Exercise goal »
Return the lines where the word "xlabel" occurs.

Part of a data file
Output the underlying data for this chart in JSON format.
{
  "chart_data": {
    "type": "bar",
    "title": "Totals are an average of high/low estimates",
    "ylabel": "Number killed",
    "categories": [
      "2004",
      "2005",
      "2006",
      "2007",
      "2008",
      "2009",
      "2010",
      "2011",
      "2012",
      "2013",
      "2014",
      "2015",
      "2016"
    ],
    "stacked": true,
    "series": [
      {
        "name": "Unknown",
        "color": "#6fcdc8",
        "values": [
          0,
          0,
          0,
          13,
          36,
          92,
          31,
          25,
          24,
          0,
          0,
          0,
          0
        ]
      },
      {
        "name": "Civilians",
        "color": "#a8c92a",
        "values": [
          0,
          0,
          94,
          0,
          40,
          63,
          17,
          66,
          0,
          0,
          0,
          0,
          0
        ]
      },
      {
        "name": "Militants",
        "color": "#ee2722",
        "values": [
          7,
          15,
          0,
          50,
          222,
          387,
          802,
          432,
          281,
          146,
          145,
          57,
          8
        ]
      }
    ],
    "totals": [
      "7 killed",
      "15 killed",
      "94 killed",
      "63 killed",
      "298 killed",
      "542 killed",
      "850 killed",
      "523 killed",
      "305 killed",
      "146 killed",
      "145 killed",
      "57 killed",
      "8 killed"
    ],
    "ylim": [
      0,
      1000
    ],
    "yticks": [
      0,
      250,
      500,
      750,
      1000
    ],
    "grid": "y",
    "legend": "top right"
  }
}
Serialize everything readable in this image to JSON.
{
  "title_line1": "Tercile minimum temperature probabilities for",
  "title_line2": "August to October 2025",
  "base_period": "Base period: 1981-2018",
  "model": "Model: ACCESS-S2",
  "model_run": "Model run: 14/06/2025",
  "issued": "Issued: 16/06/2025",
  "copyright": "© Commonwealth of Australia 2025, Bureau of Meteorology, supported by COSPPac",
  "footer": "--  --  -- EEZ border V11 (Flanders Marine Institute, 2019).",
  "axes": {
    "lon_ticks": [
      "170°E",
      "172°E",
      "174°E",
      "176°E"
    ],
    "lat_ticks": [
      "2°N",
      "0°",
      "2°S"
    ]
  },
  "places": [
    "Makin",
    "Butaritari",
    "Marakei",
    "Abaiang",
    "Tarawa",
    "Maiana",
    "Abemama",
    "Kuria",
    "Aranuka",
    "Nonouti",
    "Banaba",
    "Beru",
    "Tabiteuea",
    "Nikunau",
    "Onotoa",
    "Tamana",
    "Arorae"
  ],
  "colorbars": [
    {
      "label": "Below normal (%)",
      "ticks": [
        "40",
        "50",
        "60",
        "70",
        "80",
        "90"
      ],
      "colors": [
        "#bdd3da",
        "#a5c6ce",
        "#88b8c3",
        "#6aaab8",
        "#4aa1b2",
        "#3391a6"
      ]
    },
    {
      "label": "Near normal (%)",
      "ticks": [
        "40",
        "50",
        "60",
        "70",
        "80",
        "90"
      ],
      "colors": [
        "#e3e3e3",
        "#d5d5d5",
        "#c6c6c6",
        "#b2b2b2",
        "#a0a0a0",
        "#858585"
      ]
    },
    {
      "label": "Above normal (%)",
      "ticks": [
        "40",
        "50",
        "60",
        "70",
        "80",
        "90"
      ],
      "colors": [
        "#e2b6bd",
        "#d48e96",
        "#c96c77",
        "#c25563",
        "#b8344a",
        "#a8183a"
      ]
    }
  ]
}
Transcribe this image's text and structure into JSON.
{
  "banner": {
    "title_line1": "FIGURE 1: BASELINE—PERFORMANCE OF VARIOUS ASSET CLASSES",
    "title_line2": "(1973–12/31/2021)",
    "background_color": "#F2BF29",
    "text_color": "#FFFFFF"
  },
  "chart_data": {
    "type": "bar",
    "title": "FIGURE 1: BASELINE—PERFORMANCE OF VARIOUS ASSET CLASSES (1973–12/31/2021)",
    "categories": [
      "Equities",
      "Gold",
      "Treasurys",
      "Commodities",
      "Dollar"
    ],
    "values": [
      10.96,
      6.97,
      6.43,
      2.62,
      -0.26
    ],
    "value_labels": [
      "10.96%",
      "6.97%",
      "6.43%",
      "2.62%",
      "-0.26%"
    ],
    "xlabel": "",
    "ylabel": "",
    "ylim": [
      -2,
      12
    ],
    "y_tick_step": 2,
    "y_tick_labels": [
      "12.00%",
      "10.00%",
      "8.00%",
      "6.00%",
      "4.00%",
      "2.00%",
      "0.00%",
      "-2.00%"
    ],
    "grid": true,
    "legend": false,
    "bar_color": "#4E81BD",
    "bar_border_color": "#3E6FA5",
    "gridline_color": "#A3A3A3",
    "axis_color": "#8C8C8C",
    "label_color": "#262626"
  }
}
* * *
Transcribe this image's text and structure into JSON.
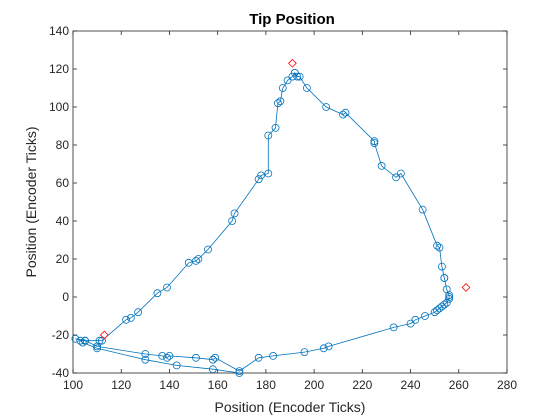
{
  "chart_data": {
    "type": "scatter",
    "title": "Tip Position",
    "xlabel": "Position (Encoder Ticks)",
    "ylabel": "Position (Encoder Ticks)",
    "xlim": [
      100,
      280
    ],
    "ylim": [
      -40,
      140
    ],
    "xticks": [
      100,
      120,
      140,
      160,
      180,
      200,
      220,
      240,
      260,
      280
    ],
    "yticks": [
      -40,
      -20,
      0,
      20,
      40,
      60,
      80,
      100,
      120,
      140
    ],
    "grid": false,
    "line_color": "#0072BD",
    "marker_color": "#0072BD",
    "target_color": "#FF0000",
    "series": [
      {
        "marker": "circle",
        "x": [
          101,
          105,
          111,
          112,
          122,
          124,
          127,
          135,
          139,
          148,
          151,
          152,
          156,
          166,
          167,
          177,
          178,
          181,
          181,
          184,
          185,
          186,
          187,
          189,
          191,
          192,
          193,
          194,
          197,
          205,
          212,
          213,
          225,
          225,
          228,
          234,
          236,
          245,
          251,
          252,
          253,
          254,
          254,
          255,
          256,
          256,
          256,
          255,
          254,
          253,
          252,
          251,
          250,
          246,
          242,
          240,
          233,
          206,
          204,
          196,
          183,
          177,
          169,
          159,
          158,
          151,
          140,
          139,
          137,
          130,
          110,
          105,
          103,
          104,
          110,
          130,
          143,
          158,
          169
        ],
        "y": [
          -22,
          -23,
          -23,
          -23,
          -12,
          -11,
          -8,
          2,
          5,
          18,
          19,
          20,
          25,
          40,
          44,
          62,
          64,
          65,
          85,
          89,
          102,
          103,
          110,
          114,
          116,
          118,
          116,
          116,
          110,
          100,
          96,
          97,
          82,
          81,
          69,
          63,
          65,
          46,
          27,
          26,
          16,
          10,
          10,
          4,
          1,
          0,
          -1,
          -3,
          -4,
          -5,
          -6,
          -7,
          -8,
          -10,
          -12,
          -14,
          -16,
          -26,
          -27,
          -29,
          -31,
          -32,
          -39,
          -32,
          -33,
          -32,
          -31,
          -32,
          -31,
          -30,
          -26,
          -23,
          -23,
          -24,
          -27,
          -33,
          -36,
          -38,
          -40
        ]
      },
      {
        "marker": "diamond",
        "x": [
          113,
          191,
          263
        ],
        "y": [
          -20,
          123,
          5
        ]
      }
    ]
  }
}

Full solution »
    "xlabel": "",
    "xlabel": "Position (Encoder Ticks)",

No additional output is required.